- Text under study:
Reduced working time, ever-complex working time schemes, over-administration, raising numbers of trainees, increasing expectations from informed patients, and decreasing classical microsurgical indications build up pressure on our models for adequate neurosurgical education. However, (micro)surgical skills will remain a central element of qualification as a neurosurgeon for years to come and despite numerous emerging interventional technologies. One element for education of the future generation of surgeons consists in providing access to surgical skill labs, and, i.e., making such basic courses obligatory for junior trainees, or for the identification of senior medical students and PGY1/2 trainees, which are predestined for a surgical career.

In the present study, the authors address part of the above: they analyze the relationships between physiological hand tremor and performance in an experimental surgical task, and subjective anxiety, respectively. Forty more or less senior medical students participated in the study. They had to suture the dura (at least one knot) under the microscope in an ex vivo swine model. Performance was measured by a so-called Direct Observation of Procedural Skills program (DOPS). Tremor at rest, when holding an instrument, and when throwing the suture was assessed by observers using a Likert scale. Anxiety was tested by asking 10 standardized questions. A dexterity test was performed as well. Subjective and objective tremor assessment were not significantly associated. Increasing anxiety and tremor at rest decreased the performance only slightly, and tremor at rest did not affect dexterity. The authors conclude that students’ confidence was important for simulation-based performance, whereas neither the objective nor the subjective notion of tremor influenced performance. Thus, confidence should be encouraged in them.

The results from this study are relevant, but they can be no more than just the starting point for a more profound reflection on the selection of the (happy) few we train and who will lay hand on our precious patients ultimately, and on which parameters we should use in order to identify the right persons for that. Surgical skills alone won’t be decisive, and possibly less and less in the future with increasing use of robotic and hybrid human-robotic devices and transcutaneous technologies. Empathy cannot be trained for example. But, can it be assessed? And, what about psychological stability and stress resistance of a trainee? Will such comprehensive, and potentially more elaborate and demanding skill labs be able to replace the average period of observation of a junior resident by his experienced superiors, i.e., one year of basic training under supervision? And, if so, will it have a positive impact on current attrition rates of app. 20% across large residency programmes? Thus, we cannot escape our responsibility to trust our own gut feeling. For example, the authors are insinuating that the instauration of confidence in anxious students may be helpful to overcome their hesitation to embark on surgical careers. Herewith, it would become very important to apply measures, which prevent ignition of potentially hazardous behaviour and overestimation.

And, furthermore: different training sites have different cultures. Thus, different (cultural) criteria will apply for different training programmes and departments. No more than common technical and psychological denominators may be tested by skill labs as supposed by the authors. It is our responsibility to define and to regularly re-visit the mental and the technical requisites needed by future neurosurgeons—in regard to regional and cultural diversities and possibilities.

- Information provided:

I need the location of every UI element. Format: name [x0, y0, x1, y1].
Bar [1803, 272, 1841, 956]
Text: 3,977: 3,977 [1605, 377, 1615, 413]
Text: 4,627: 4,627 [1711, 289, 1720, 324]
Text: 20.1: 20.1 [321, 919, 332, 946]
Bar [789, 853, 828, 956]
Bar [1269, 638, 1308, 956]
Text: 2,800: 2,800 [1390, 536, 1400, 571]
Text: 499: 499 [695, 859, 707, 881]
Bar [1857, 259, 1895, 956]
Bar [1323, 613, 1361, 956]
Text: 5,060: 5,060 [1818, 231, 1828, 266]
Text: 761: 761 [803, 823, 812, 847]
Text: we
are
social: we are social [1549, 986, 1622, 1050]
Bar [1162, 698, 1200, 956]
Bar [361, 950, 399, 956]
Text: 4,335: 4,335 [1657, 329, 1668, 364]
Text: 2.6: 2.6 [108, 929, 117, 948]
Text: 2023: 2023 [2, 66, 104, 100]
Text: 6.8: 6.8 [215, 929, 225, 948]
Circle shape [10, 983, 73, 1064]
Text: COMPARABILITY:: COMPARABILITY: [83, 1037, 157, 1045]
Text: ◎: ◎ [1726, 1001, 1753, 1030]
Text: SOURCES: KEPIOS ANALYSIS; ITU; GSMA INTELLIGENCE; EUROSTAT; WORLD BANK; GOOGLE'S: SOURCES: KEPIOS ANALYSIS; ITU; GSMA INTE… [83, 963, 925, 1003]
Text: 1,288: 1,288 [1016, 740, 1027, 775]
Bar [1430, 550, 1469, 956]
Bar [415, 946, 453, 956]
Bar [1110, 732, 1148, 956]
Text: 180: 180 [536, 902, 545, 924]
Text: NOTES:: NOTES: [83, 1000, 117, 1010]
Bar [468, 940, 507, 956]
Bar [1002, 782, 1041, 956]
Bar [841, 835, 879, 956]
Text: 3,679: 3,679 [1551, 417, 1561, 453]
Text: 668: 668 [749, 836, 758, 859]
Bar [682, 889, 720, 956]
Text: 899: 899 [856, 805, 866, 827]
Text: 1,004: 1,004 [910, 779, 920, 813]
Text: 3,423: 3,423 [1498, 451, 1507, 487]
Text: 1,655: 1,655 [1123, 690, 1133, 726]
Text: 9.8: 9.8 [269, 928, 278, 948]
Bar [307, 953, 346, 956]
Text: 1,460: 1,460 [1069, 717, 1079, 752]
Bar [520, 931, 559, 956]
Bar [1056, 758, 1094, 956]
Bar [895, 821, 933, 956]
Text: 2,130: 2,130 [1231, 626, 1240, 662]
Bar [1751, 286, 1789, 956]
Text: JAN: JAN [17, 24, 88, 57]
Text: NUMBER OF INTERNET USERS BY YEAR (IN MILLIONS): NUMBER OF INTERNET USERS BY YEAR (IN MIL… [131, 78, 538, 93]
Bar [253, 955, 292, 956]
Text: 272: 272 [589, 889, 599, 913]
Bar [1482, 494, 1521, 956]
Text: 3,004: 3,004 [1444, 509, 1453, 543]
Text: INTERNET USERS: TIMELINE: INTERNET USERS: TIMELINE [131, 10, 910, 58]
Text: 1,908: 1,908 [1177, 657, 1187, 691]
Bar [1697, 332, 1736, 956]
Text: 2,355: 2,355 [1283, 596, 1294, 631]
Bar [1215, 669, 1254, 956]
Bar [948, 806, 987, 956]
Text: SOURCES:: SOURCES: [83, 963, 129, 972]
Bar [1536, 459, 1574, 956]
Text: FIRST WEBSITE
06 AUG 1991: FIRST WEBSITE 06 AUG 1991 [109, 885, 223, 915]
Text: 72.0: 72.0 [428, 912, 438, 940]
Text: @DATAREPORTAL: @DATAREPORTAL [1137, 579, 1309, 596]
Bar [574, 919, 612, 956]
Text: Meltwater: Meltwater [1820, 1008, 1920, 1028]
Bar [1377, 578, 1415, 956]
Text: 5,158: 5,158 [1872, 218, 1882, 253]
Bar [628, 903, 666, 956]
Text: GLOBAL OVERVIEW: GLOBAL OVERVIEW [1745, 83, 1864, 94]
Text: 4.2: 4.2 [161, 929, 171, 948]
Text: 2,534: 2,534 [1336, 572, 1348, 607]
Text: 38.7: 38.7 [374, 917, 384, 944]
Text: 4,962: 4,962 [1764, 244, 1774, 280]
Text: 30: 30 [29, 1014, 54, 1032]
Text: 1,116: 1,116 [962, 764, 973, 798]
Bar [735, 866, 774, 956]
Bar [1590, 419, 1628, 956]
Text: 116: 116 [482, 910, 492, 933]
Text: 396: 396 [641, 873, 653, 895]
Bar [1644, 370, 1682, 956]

- Task to carry out:
Reproduce the commentary beginning at the words "And, furthermore: different" and ending after "diversities and possibilities.", swapping "skill labs" for "simulation centers". The records aren't needed for this work.

- Exercise output:
And, furthermore: different training sites have different cultures. Thus, different (cultural) criteria will apply for different training programmes and departments. No more than common technical and psychological denominators may be tested by simulation centers as supposed by the authors. It is our responsibility to define and to regularly re-visit the mental and the technical requisites needed by future neurosurgeons—in regard to regional and cultural diversities and possibilities.